▸ **PROBLEM REQUIREMENTS**
Search the records for the word "economías" and report each line that has it.

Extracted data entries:

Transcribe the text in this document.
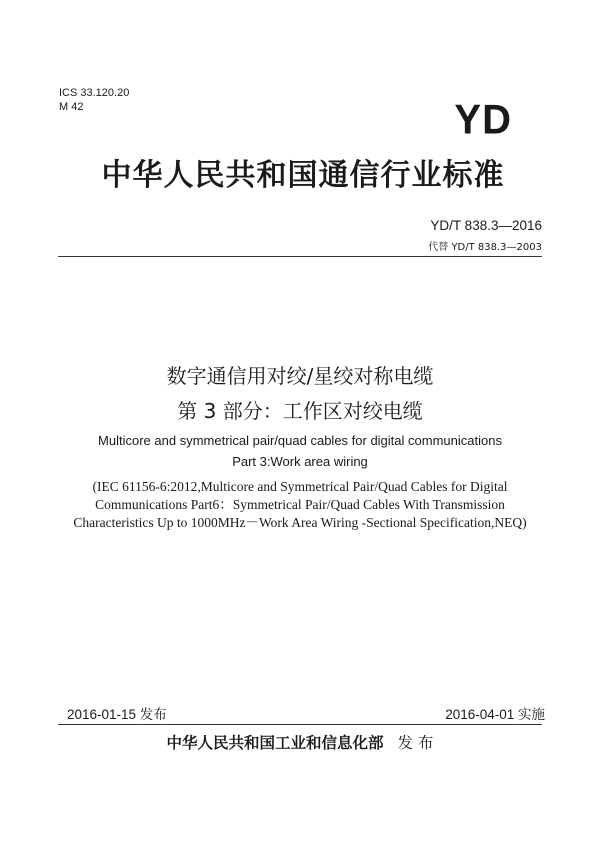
ICS 33.120.20
M 42	YD
中华人民共和国通信行业标准
YD/T 838.3—2016
代替 YD/T 838.3—2003
数字通信用对绞/星绞对称电缆
第 3 部分：工作区对绞电缆
Multicore and symmetrical pair/quad cables for digital communications
Part 3:Work area wiring
(IEC 61156-6:2012,Multicore and Symmetrical Pair/Quad Cables for Digital
Communications Part6：Symmetrical Pair/Quad Cables With Transmission
Characteristics Up to 1000MHz－Work Area Wiring -Sectional Specification,NEQ)
2016-01-15 发布	2016-04-01 实施
中华人民共和国工业和信息化部 发 布
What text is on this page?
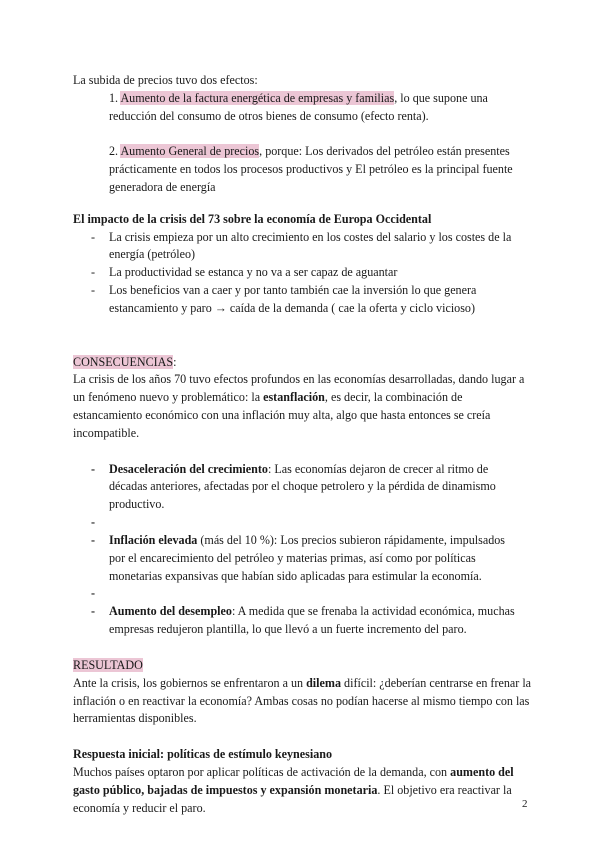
La subida de precios tuvo dos efectos:

1. Aumento de la factura energética de empresas y familias, lo que supone una reducción del consumo de otros bienes de consumo (efecto renta).

2. Aumento General de precios, porque: Los derivados del petróleo están presentes prácticamente en todos los procesos productivos y El petróleo es la principal fuente generadora de energía

El impacto de la crisis del 73 sobre la economía de Europa Occidental
- La crisis empieza por un alto crecimiento en los costes del salario y los costes de la energía (petróleo)
- La productividad se estanca y no va a ser capaz de aguantar
- Los beneficios van a caer y por tanto también cae la inversión lo que genera estancamiento y paro → caída de la demanda ( cae la oferta y ciclo vicioso)

CONSECUENCIAS:

La crisis de los años 70 tuvo efectos profundos en las economías desarrolladas, dando lugar a un fenómeno nuevo y problemático: la estanflación, es decir, la combinación de estancamiento económico con una inflación muy alta, algo que hasta entonces se creía incompatible.

- Desaceleración del crecimiento: Las economías dejaron de crecer al ritmo de décadas anteriores, afectadas por el choque petrolero y la pérdida de dinamismo productivo.
-
- Inflación elevada (más del 10 %): Los precios subieron rápidamente, impulsados por el encarecimiento del petróleo y materias primas, así como por políticas monetarias expansivas que habían sido aplicadas para estimular la economía.
-
- Aumento del desempleo: A medida que se frenaba la actividad económica, muchas empresas redujeron plantilla, lo que llevó a un fuerte incremento del paro.

RESULTADO

Ante la crisis, los gobiernos se enfrentaron a un dilema difícil: ¿deberían centrarse en frenar la inflación o en reactivar la economía? Ambas cosas no podían hacerse al mismo tiempo con las herramientas disponibles.

Respuesta inicial: políticas de estímulo keynesiano

Muchos países optaron por aplicar políticas de activación de la demanda, con aumento del gasto público, bajadas de impuestos y expansión monetaria. El objetivo era reactivar la economía y reducir el paro.	2
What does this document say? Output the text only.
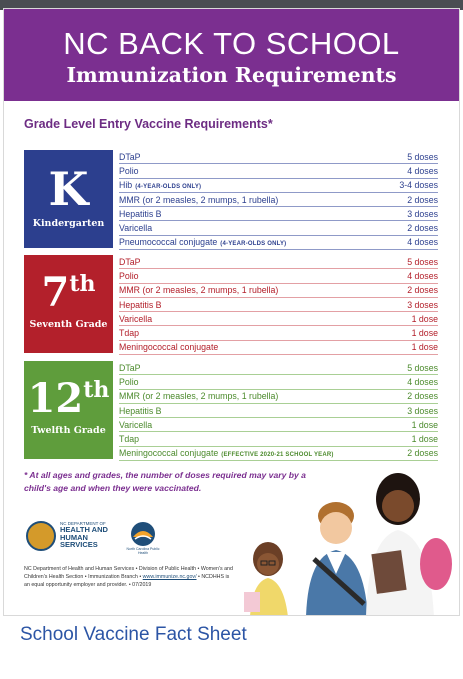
NC BACK TO SCHOOL
Immunization Requirements
Grade Level Entry Vaccine Requirements*
K
Kindergarten
DTaP	5 doses
Polio	4 doses
Hib (4-YEAR-OLDS ONLY)	3-4 doses
MMR (or 2 measles, 2 mumps, 1 rubella)	2 doses
Hepatitis B	3 doses
Varicella	2 doses
Pneumococcal conjugate (4-YEAR-OLDS ONLY)	4 doses
7th
Seventh Grade
DTaP	5 doses
Polio	4 doses
MMR (or 2 measles, 2 mumps, 1 rubella)	2 doses
Hepatitis B	3 doses
Varicella	1 dose
Tdap	1 dose
Meningococcal conjugate	1 dose
12th
Twelfth Grade
DTaP	5 doses
Polio	4 doses
MMR (or 2 measles, 2 mumps, 1 rubella)	2 doses
Hepatitis B	3 doses
Varicella	1 dose
Tdap	1 dose
Meningococcal conjugate (EFFECTIVE 2020-21 SCHOOL YEAR)	2 doses
* At all ages and grades, the number of doses required may vary by a child's age and when they were vaccinated.
NC DEPARTMENT OF
HEALTH AND HUMAN SERVICES	North Carolina Public Health
NC Department of Health and Human Services • Division of Public Health • Women's and Children's Health Section • Immunization Branch • www.immunize.nc.gov/ • NCDHHS is an equal opportunity employer and provider. • 07/2019
School Vaccine Fact Sheet
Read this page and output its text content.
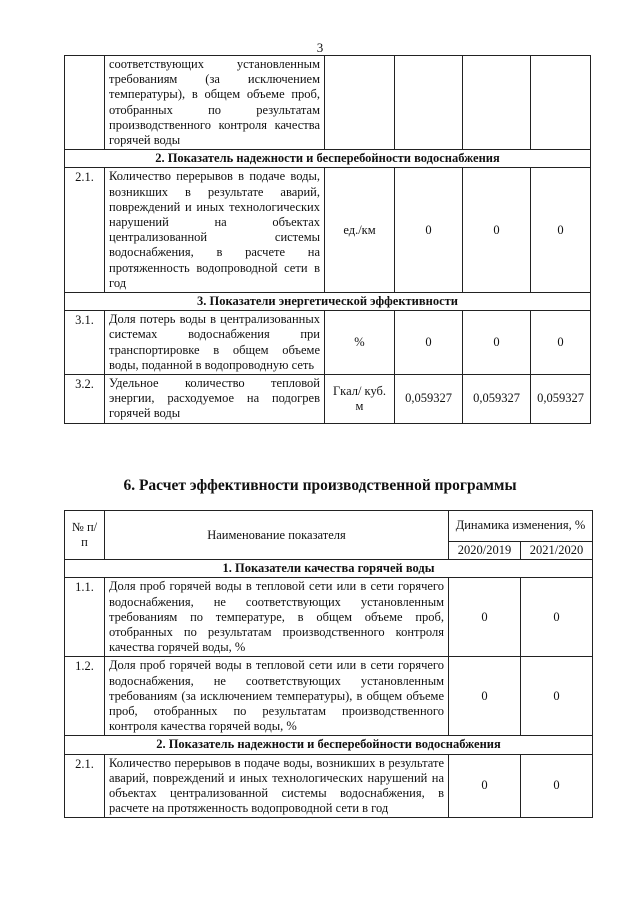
3
	соответствующих установленным требованиям (за исключением температуры), в общем объеме проб, отобранных по результатам производственного контроля качества горячей воды				
2. Показатель надежности и бесперебойности водоснабжения					
2.1.	Количество перерывов в подаче воды, возникших в результате аварий, повреждений и иных технологических нарушений на объектах централизованной системы водоснабжения, в расчете на протяженность водопроводной сети в год	ед./км	0	0	0
3. Показатели энергетической эффективности					
3.1.	Доля потерь воды в централизованных системах водоснабжения при транспортировке в общем объеме воды, поданной в водопроводную сеть	%	0	0	0
3.2.	Удельное количество тепловой энергии, расходуемое на подогрев горячей воды	Гкал/ куб. м	0,059327	0,059327	0,059327
6. Расчет эффективности производственной программы
№ п/п	Наименование показателя	Динамика изменения, %	
		2020/2019	2021/2020
1. Показатели качества горячей воды			
1.1.	Доля проб горячей воды в тепловой сети или в сети горячего водоснабжения, не соответствующих установленным требованиям по температуре, в общем объеме проб, отобранных по результатам производственного контроля качества горячей воды, %	0	0
1.2.	Доля проб горячей воды в тепловой сети или в сети горячего водоснабжения, не соответствующих установленным требованиям (за исключением температуры), в общем объеме проб, отобранных по результатам производственного контроля качества горячей воды, %	0	0
2. Показатель надежности и бесперебойности водоснабжения			
2.1.	Количество перерывов в подаче воды, возникших в результате аварий, повреждений и иных технологических нарушений на объектах централизованной системы водоснабжения, в расчете на протяженность водопроводной сети в год	0	0
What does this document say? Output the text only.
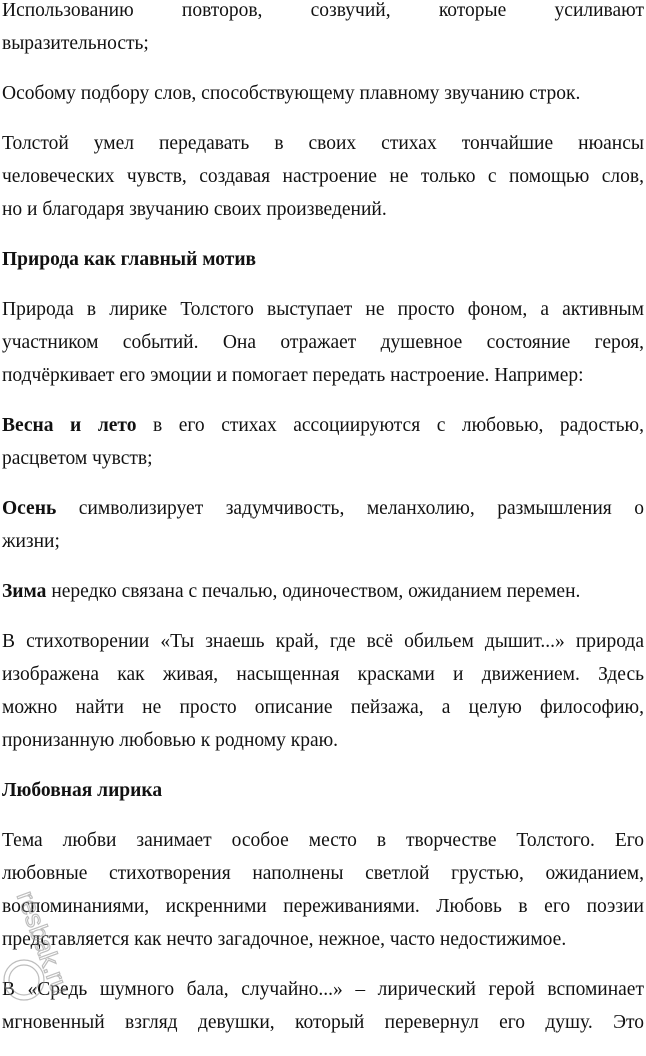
Использованию повторов, созвучий, которые усиливают
выразительность;
Особому подбору слов, способствующему плавному звучанию строк.
Толстой умел передавать в своих стихах тончайшие нюансы
человеческих чувств, создавая настроение не только с помощью слов,
но и благодаря звучанию своих произведений.
Природа как главный мотив
Природа в лирике Толстого выступает не просто фоном, а активным
участником событий. Она отражает душевное состояние героя,
подчёркивает его эмоции и помогает передать настроение. Например:
Весна и лето в его стихах ассоциируются с любовью, радостью,
расцветом чувств;
Осень символизирует задумчивость, меланхолию, размышления о
жизни;
Зима нередко связана с печалью, одиночеством, ожиданием перемен.
В стихотворении «Ты знаешь край, где всё обильем дышит...» природа
изображена как живая, насыщенная красками и движением. Здесь
можно найти не просто описание пейзажа, а целую философию,
пронизанную любовью к родному краю.
Любовная лирика
Тема любви занимает особое место в творчестве Толстого. Его
любовные стихотворения наполнены светлой грустью, ожиданием,
воспоминаниями, искренними переживаниями. Любовь в его поэзии
представляется как нечто загадочное, нежное, часто недостижимое.
В «Средь шумного бала, случайно...» – лирический герой вспоминает
мгновенный взгляд девушки, который перевернул его душу. Это
resbak.ru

▸ **COMPLETED TASK**
La crisis de los años 70 tuvo efectos profundos en las economías desarrolladas, dando lugar a un fenómeno nuevo y problemático: la estanflación, es decir, la combinación de estancamiento económico con una inflación muy alta, algo que hasta entonces se creía incompatible.
- Desaceleración del crecimiento: Las economías dejaron de crecer al ritmo de décadas anteriores, afectadas por el choque petrolero y la pérdida de dinamismo productivo.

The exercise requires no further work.